Written instruction:
Print each line exactly as it is given.

Stored data:

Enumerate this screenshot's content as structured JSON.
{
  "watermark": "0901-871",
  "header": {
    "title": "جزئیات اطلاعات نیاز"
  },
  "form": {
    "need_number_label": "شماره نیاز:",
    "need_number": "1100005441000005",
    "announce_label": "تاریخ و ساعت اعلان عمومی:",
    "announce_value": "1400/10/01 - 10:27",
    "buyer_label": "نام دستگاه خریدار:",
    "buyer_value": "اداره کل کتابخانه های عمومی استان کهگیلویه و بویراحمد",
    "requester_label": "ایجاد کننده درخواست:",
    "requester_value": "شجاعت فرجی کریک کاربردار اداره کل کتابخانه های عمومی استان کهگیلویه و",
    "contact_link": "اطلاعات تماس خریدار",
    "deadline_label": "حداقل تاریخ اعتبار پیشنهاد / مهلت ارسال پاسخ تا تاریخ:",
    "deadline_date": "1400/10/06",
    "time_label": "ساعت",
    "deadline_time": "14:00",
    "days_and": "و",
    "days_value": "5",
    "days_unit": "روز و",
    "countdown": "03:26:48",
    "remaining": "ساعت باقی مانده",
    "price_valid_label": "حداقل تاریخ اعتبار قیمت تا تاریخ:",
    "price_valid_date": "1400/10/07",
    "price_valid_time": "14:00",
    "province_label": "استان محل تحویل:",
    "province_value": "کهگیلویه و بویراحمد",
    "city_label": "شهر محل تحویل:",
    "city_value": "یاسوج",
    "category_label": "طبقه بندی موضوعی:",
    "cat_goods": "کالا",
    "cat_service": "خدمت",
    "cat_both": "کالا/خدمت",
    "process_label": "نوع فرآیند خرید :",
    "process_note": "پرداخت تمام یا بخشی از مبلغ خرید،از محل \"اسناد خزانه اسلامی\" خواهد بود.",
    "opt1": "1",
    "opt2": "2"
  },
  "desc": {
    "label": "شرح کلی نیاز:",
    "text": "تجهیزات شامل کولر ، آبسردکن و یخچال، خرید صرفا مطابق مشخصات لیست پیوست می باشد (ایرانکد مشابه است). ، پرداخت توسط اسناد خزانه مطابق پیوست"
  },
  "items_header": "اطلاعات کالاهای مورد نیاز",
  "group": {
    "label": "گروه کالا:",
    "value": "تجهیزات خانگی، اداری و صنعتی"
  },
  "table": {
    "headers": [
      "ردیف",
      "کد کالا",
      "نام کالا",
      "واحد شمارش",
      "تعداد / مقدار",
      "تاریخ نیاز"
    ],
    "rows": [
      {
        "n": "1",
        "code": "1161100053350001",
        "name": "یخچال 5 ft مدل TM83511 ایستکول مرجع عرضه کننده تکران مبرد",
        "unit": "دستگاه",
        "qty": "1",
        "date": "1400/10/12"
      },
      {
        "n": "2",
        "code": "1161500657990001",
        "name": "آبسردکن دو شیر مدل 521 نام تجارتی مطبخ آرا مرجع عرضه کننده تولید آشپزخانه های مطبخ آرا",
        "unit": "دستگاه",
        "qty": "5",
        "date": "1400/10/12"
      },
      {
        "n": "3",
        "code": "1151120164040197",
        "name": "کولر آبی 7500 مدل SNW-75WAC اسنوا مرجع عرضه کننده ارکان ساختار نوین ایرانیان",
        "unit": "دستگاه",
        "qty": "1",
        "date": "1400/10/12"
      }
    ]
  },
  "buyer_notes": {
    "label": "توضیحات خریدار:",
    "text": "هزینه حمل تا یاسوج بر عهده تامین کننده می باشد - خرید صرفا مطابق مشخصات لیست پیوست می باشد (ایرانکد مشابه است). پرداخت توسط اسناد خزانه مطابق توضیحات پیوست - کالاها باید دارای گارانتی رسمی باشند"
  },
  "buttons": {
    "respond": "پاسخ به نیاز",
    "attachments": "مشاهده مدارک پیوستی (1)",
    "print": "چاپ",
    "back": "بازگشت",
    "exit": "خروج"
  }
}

Solved problem:
Enumerate this screenshot's content as structured JSON.
{
  "watermark": "0901-871",
  "header": {
    "title": "جزئیات اطلاعات نیاز"
  },
  "form": {
    "need_number_label": "شماره نیاز:",
    "need_number": "1100005441000005",
    "announce_label": "تاریخ و ساعت اعلان عمومی:",
    "announce_value": "1400/10/01 - 10:27",
    "buyer_label": "نام دستگاه خریدار:",
    "buyer_value": "اداره کل کتابخانه های عمومی استان کهگیلویه و بویراحمد",
    "requester_label": "ایجاد کننده درخواست:",
    "requester_value": "شجاعت فرجی کریک کاربردار اداره کل کتابخانه های عمومی استان کهگیلویه و",
    "contact_link": "اطلاعات تماس خریدار",
    "deadline_label": "حداقل تاریخ اعتبار پیشنهاد / مهلت ارسال پاسخ تا تاریخ:",
    "deadline_date": "1400/10/06",
    "time_label": "ساعت",
    "deadline_time": "14:00",
    "days_and": "و",
    "days_value": "5",
    "days_unit": "روز و",
    "countdown": "03:26:48",
    "remaining": "ساعت باقی مانده",
    "price_valid_label": "حداقل تاریخ اعتبار قیمت تا تاریخ:",
    "price_valid_date": "1400/10/07",
    "price_valid_time": "14:00",
    "province_label": "استان محل تحویل:",
    "province_value": "کهگیلویه و بویراحمد",
    "city_label": "شهر محل تحویل:",
    "city_value": "یاسوج",
    "category_label": "طبقه بندی موضوعی:",
    "cat_goods": "کالا",
    "cat_service": "خدمت",
    "cat_both": "کالا/خدمت",
    "process_label": "نوع فرآیند خرید :",
    "process_note": "پرداخت تمام یا بخشی از مبلغ خرید،از محل \"اسناد خزانه اسلامی\" خواهد بود.",
    "opt1": "1",
    "opt2": "2"
  },
  "desc": {
    "label": "شرح کلی نیاز:",
    "text": "تجهیزات شامل کولر ، آبسردکن و یخچال، خرید صرفا مطابق مشخصات لیست پیوست می باشد (ایرانکد مشابه است). ، پرداخت توسط اسناد خزانه مطابق پیوست"
  },
  "items_header": "اطلاعات کالاهای مورد نیاز",
  "group": {
    "label": "گروه کالا:",
    "value": "تجهیزات خانگی، اداری و صنعتی"
  },
  "table": {
    "headers": [
      "ردیف",
      "کد کالا",
      "نام کالا",
      "واحد شمارش",
      "تعداد / مقدار",
      "تاریخ نیاز"
    ],
    "rows": [
      {
        "n": "1",
        "code": "1161100053350001",
        "name": "یخچال 5 ft مدل TM83511 ایستکول مرجع عرضه کننده تکران مبرد",
        "unit": "دستگاه",
        "qty": "1",
        "date": "1400/10/12"
      },
      {
        "n": "2",
        "code": "1161500657990001",
        "name": "آبسردکن دو شیر مدل 521 نام تجارتی مطبخ آرا مرجع عرضه کننده تولید آشپزخانه های مطبخ آرا",
        "unit": "دستگاه",
        "qty": "5",
        "date": "1400/10/12"
      },
      {
        "n": "3",
        "code": "1151120164040197",
        "name": "کولر آبی 7500 مدل SNW-75WAC اسنوا مرجع عرضه کننده ارکان ساختار نوین ایرانیان",
        "unit": "دستگاه",
        "qty": "1",
        "date": "1400/10/12"
      }
    ]
  },
  "buyer_notes": {
    "label": "توضیحات خریدار:",
    "text": "هزینه حمل تا یاسوج بر عهده تامین کننده می باشد - خرید صرفا مطابق مشخصات لیست پیوست می باشد (ایرانکد مشابه است). پرداخت توسط اسناد خزانه مطابق توضیحات پیوست - کالاها باید دارای گارانتی رسمی باشند"
  },
  "buttons": {
    "respond": "پاسخ به نیاز",
    "attachments": "مشاهده مدارک پیوستی (1)",
    "print": "چاپ",
    "back": "بازگشت",
    "exit": "خروج"
  }
}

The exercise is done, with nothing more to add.